(Dataset entries)
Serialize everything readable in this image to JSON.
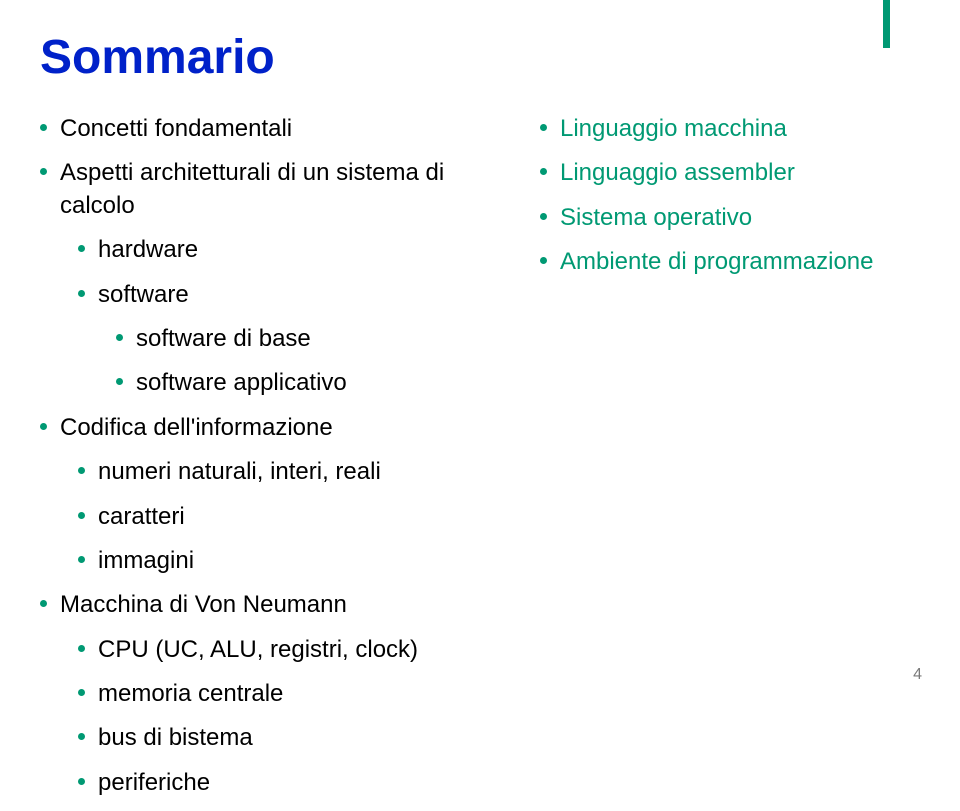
{
  "title": "Sommario",
  "left_column": [
    {
      "text": "Concetti fondamentali",
      "indent": 0,
      "color": "black"
    },
    {
      "text": "Aspetti architetturali di un sistema di calcolo",
      "indent": 0,
      "color": "black"
    },
    {
      "text": "hardware",
      "indent": 1,
      "color": "black"
    },
    {
      "text": "software",
      "indent": 1,
      "color": "black"
    },
    {
      "text": "software di base",
      "indent": 2,
      "color": "black"
    },
    {
      "text": "software applicativo",
      "indent": 2,
      "color": "black"
    },
    {
      "text": "Codifica dell'informazione",
      "indent": 0,
      "color": "black"
    },
    {
      "text": "numeri naturali, interi, reali",
      "indent": 1,
      "color": "black"
    },
    {
      "text": "caratteri",
      "indent": 1,
      "color": "black"
    },
    {
      "text": "immagini",
      "indent": 1,
      "color": "black"
    },
    {
      "text": "Macchina di Von Neumann",
      "indent": 0,
      "color": "black"
    },
    {
      "text": "CPU (UC, ALU, registri, clock)",
      "indent": 1,
      "color": "black"
    },
    {
      "text": "memoria centrale",
      "indent": 1,
      "color": "black"
    },
    {
      "text": "bus di bistema",
      "indent": 1,
      "color": "black"
    },
    {
      "text": "periferiche",
      "indent": 1,
      "color": "black"
    }
  ],
  "right_column": [
    {
      "text": "Linguaggio macchina",
      "indent": 0,
      "color": "teal"
    },
    {
      "text": "Linguaggio assembler",
      "indent": 0,
      "color": "teal"
    },
    {
      "text": "Sistema operativo",
      "indent": 0,
      "color": "teal"
    },
    {
      "text": "Ambiente di programmazione",
      "indent": 0,
      "color": "teal"
    }
  ],
  "page_number": "4",
  "colors": {
    "title": "#0021c9",
    "bullet": "#009973",
    "text_black": "#000000",
    "text_teal": "#009973",
    "background": "#ffffff",
    "page_num": "#7a7a7a"
  },
  "fontsize": {
    "title": 48,
    "body": 24,
    "page_num": 16
  }
}
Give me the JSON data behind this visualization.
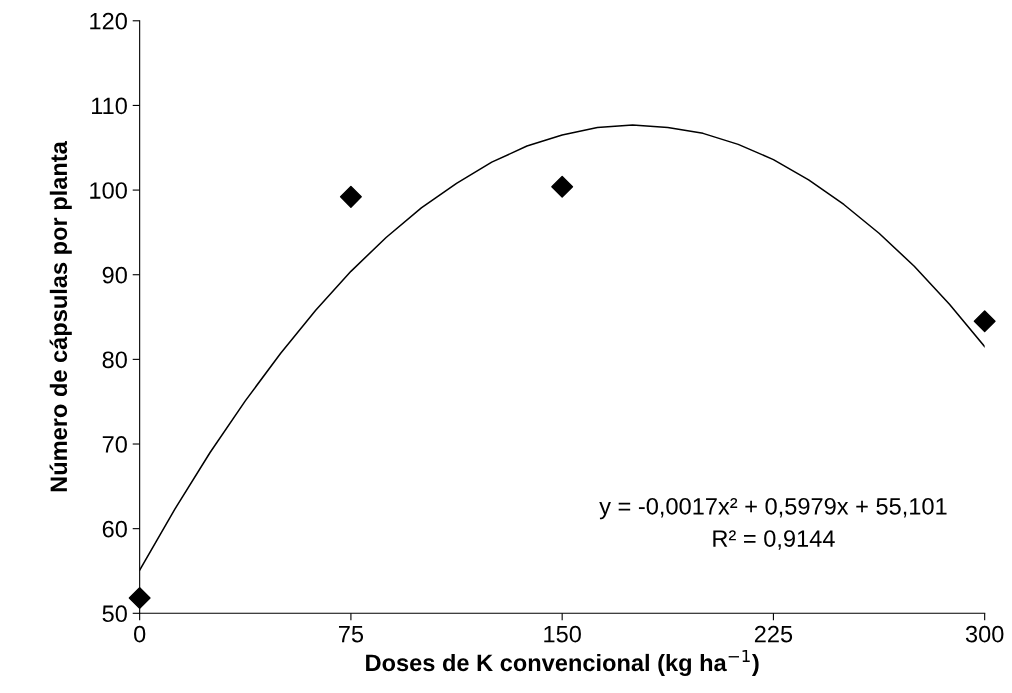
{
  "chart_data": {
    "type": "scatter",
    "xlabel": "Doses de K convencional (kg ha$^{−1}$)",
    "ylabel": "Número de cápsulas por planta",
    "xlim": [
      0,
      300
    ],
    "xticks": [
      0,
      75,
      150,
      225,
      300
    ],
    "ylim": [
      50,
      120
    ],
    "yticks": [
      50,
      60,
      70,
      80,
      90,
      100,
      110,
      120
    ],
    "grid": false,
    "marker": "diamond",
    "series": [
      {
        "color": "#000000",
        "x": [
          0,
          75,
          150,
          300
        ],
        "values": [
          51.8,
          99.2,
          100.4,
          84.5
        ]
      },
      {
        "type": "line",
        "color": "#000000",
        "marker": "none",
        "x": [
          0,
          12.5,
          25,
          37.5,
          50,
          62.5,
          75,
          87.5,
          100,
          112.5,
          125,
          137.5,
          150,
          162.5,
          175,
          187.5,
          200,
          212.5,
          225,
          237.5,
          250,
          262.5,
          275,
          287.5,
          300
        ],
        "values": [
          55.1,
          62.3,
          69.0,
          75.1,
          80.7,
          85.8,
          90.4,
          94.4,
          97.9,
          100.8,
          103.3,
          105.2,
          106.5,
          107.4,
          107.7,
          107.4,
          106.7,
          105.4,
          103.6,
          101.2,
          98.3,
          94.9,
          91.0,
          86.5,
          81.5
        ]
      }
    ],
    "annotations": [
      "y = -0,0017x² + 0,5979x + 55,101\nR² = 0,9144"
    ]
  }
}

Instructions for the task:
Make an exact copy of the data, leaving its pictures out.

Task output:
Serialize everything readable in this image to JSON.
{
  "title": "Sommario",
  "left_column": [
    {
      "text": "Concetti fondamentali",
      "indent": 0,
      "color": "black"
    },
    {
      "text": "Aspetti architetturali di un sistema di calcolo",
      "indent": 0,
      "color": "black"
    },
    {
      "text": "hardware",
      "indent": 1,
      "color": "black"
    },
    {
      "text": "software",
      "indent": 1,
      "color": "black"
    },
    {
      "text": "software di base",
      "indent": 2,
      "color": "black"
    },
    {
      "text": "software applicativo",
      "indent": 2,
      "color": "black"
    },
    {
      "text": "Codifica dell'informazione",
      "indent": 0,
      "color": "black"
    },
    {
      "text": "numeri naturali, interi, reali",
      "indent": 1,
      "color": "black"
    },
    {
      "text": "caratteri",
      "indent": 1,
      "color": "black"
    },
    {
      "text": "immagini",
      "indent": 1,
      "color": "black"
    },
    {
      "text": "Macchina di Von Neumann",
      "indent": 0,
      "color": "black"
    },
    {
      "text": "CPU (UC, ALU, registri, clock)",
      "indent": 1,
      "color": "black"
    },
    {
      "text": "memoria centrale",
      "indent": 1,
      "color": "black"
    },
    {
      "text": "bus di bistema",
      "indent": 1,
      "color": "black"
    },
    {
      "text": "periferiche",
      "indent": 1,
      "color": "black"
    }
  ],
  "right_column": [
    {
      "text": "Linguaggio macchina",
      "indent": 0,
      "color": "teal"
    },
    {
      "text": "Linguaggio assembler",
      "indent": 0,
      "color": "teal"
    },
    {
      "text": "Sistema operativo",
      "indent": 0,
      "color": "teal"
    },
    {
      "text": "Ambiente di programmazione",
      "indent": 0,
      "color": "teal"
    }
  ],
  "page_number": "4",
  "colors": {
    "title": "#0021c9",
    "bullet": "#009973",
    "text_black": "#000000",
    "text_teal": "#009973",
    "background": "#ffffff",
    "page_num": "#7a7a7a"
  },
  "fontsize": {
    "title": 48,
    "body": 24,
    "page_num": 16
  }
}
Give me the JSON data behind this visualization.
{
  "chart_data": {
    "type": "scatter",
    "xlabel": "Doses de K convencional (kg ha$^{−1}$)",
    "ylabel": "Número de cápsulas por planta",
    "xlim": [
      0,
      300
    ],
    "xticks": [
      0,
      75,
      150,
      225,
      300
    ],
    "ylim": [
      50,
      120
    ],
    "yticks": [
      50,
      60,
      70,
      80,
      90,
      100,
      110,
      120
    ],
    "grid": false,
    "marker": "diamond",
    "series": [
      {
        "color": "#000000",
        "x": [
          0,
          75,
          150,
          300
        ],
        "values": [
          51.8,
          99.2,
          100.4,
          84.5
        ]
      },
      {
        "type": "line",
        "color": "#000000",
        "marker": "none",
        "x": [
          0,
          12.5,
          25,
          37.5,
          50,
          62.5,
          75,
          87.5,
          100,
          112.5,
          125,
          137.5,
          150,
          162.5,
          175,
          187.5,
          200,
          212.5,
          225,
          237.5,
          250,
          262.5,
          275,
          287.5,
          300
        ],
        "values": [
          55.1,
          62.3,
          69.0,
          75.1,
          80.7,
          85.8,
          90.4,
          94.4,
          97.9,
          100.8,
          103.3,
          105.2,
          106.5,
          107.4,
          107.7,
          107.4,
          106.7,
          105.4,
          103.6,
          101.2,
          98.3,
          94.9,
          91.0,
          86.5,
          81.5
        ]
      }
    ],
    "annotations": [
      "y = -0,0017x² + 0,5979x + 55,101\nR² = 0,9144"
    ]
  }
}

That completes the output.